▶ **Task statement**
Gather every line that includes the word "sekä", please.
─── Given records
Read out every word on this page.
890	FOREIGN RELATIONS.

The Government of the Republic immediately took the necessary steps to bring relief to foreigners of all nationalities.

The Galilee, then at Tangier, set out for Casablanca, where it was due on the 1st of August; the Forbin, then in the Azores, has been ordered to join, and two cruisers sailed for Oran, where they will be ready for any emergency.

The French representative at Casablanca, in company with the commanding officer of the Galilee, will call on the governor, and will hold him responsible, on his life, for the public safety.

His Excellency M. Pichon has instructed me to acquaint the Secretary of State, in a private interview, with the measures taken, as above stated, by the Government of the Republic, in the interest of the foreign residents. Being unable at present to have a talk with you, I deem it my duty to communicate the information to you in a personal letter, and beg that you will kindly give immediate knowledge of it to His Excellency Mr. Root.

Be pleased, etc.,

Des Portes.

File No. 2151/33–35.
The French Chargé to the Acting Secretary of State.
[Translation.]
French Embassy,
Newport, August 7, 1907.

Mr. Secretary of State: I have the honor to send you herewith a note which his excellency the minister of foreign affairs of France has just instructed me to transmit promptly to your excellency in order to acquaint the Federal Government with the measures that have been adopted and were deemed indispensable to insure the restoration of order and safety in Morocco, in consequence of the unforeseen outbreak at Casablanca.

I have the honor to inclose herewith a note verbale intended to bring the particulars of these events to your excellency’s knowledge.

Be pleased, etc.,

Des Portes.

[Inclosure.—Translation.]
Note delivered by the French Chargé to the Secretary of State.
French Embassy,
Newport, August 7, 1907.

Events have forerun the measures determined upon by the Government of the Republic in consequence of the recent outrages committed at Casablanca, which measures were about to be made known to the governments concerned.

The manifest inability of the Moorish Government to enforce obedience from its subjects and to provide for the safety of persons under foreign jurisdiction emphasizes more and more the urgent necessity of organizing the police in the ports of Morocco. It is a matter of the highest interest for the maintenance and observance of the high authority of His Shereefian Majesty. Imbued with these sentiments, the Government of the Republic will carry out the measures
──────
─── Given records
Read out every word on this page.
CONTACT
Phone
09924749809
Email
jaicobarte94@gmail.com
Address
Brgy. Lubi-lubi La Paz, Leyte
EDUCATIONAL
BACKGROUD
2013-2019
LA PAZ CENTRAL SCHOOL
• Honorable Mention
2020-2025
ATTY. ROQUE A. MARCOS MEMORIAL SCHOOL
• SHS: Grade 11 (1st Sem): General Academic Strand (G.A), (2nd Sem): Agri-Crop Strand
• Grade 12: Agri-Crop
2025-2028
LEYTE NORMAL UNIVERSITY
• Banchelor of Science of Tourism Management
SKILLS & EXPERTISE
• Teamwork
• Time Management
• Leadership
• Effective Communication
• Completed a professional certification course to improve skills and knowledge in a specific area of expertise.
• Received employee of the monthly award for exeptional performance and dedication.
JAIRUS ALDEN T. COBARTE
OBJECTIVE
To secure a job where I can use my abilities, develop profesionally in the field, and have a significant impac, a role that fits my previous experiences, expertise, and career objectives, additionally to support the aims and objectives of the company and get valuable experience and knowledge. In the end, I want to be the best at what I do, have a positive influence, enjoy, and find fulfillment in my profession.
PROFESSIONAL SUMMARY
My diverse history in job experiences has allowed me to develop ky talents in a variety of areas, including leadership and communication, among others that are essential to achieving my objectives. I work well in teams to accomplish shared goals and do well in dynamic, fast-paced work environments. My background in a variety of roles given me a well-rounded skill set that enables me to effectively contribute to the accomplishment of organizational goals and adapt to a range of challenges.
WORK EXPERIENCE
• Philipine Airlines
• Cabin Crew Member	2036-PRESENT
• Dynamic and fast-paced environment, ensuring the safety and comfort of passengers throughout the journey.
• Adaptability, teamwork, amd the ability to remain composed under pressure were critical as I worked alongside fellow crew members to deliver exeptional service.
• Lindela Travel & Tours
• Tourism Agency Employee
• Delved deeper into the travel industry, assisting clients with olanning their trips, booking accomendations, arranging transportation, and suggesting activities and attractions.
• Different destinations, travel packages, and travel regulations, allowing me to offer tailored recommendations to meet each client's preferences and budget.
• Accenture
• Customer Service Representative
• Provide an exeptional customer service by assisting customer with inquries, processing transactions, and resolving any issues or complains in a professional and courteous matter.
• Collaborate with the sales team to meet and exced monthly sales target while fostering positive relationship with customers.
──────
─── Given records
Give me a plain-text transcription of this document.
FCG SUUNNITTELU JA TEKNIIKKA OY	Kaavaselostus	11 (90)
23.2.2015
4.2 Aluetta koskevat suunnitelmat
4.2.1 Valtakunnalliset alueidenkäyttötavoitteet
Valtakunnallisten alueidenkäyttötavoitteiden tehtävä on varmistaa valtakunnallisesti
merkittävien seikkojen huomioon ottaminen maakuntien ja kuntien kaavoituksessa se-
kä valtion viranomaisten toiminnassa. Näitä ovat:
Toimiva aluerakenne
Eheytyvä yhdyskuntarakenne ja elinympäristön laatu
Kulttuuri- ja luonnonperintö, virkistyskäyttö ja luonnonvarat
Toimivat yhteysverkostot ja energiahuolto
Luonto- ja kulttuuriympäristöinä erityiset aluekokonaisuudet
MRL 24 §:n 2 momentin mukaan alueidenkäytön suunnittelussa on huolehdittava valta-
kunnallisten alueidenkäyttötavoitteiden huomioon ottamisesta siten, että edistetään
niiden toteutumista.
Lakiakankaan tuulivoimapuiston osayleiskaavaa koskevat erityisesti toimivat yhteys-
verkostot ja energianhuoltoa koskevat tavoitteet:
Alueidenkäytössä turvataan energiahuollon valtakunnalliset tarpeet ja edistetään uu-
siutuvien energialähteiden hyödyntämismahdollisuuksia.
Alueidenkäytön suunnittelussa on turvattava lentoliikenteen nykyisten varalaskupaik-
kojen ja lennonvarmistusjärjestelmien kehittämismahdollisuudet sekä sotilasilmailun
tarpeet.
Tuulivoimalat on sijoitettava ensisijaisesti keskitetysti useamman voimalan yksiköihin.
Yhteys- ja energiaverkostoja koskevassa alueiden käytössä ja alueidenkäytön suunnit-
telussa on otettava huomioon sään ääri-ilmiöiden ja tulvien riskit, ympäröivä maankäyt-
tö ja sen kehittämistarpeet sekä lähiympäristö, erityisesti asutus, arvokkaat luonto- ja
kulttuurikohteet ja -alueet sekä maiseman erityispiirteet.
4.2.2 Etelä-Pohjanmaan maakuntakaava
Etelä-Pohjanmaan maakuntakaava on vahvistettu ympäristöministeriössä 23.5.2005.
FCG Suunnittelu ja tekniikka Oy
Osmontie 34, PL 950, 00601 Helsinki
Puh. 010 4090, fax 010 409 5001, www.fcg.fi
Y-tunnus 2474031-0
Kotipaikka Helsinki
──────
▶ **Answer in full**
kojen ja lennonvarmistusjärjestelmien kehittämismahdollisuudet sekä sotilasilmailun
tö ja sen kehittämistarpeet sekä lähiympäristö, erityisesti asutus, arvokkaat luonto- ja
kulttuurikohteet ja -alueet sekä maiseman erityispiirteet.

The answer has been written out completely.